▸ Description of the task: Write out the entire listing below exactly as it appears, minus any pictures.

▸ Provided records:
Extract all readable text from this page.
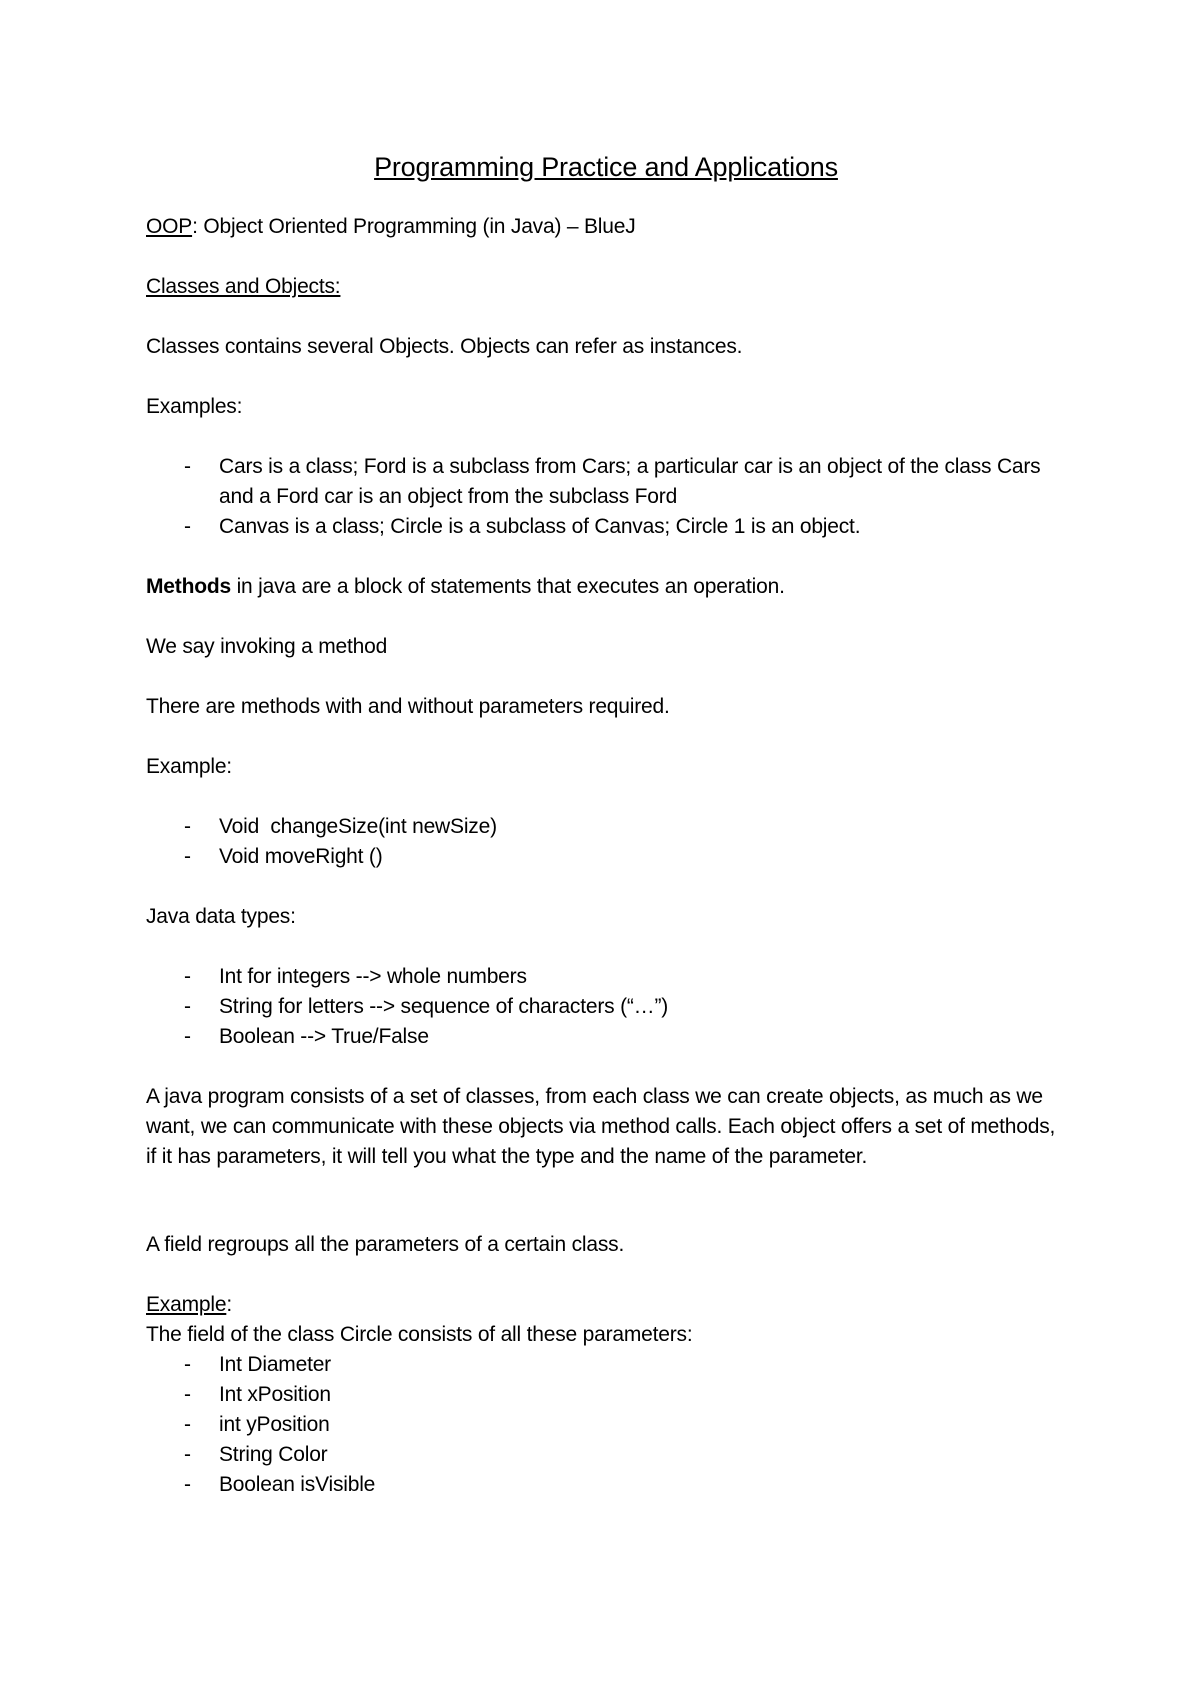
Programming Practice and Applications

OOP: Object Oriented Programming (in Java) – BlueJ

Classes and Objects:

Classes contains several Objects. Objects can refer as instances.

Examples:

- Cars is a class; Ford is a subclass from Cars; a particular car is an object of the class Cars and a Ford car is an object from the subclass Ford
- Canvas is a class; Circle is a subclass of Canvas; Circle 1 is an object.

Methods in java are a block of statements that executes an operation.

We say invoking a method

There are methods with and without parameters required.

Example:

- Void  changeSize(int newSize)
- Void moveRight ()

Java data types:

- Int for integers --> whole numbers
- String for letters --> sequence of characters (“…”)
- Boolean --> True/False

A java program consists of a set of classes, from each class we can create objects, as much as we want, we can communicate with these objects via method calls. Each object offers a set of methods, if it has parameters, it will tell you what the type and the name of the parameter.

A field regroups all the parameters of a certain class.

Example:

The field of the class Circle consists of all these parameters:

- Int Diameter
- Int xPosition
- int yPosition
- String Color
- Boolean isVisible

▸ Task output:
Extract all readable text from this page.
Programming Practice and Applications

OOP: Object Oriented Programming (in Java) – BlueJ

Classes and Objects:

Classes contains several Objects. Objects can refer as instances.

Examples:

- Cars is a class; Ford is a subclass from Cars; a particular car is an object of the class Cars and a Ford car is an object from the subclass Ford
- Canvas is a class; Circle is a subclass of Canvas; Circle 1 is an object.

Methods in java are a block of statements that executes an operation.

We say invoking a method

There are methods with and without parameters required.

Example:

- Void  changeSize(int newSize)
- Void moveRight ()

Java data types:

- Int for integers --> whole numbers
- String for letters --> sequence of characters (“…”)
- Boolean --> True/False

A java program consists of a set of classes, from each class we can create objects, as much as we want, we can communicate with these objects via method calls. Each object offers a set of methods, if it has parameters, it will tell you what the type and the name of the parameter.

A field regroups all the parameters of a certain class.

Example:

The field of the class Circle consists of all these parameters:

- Int Diameter
- Int xPosition
- int yPosition
- String Color
- Boolean isVisible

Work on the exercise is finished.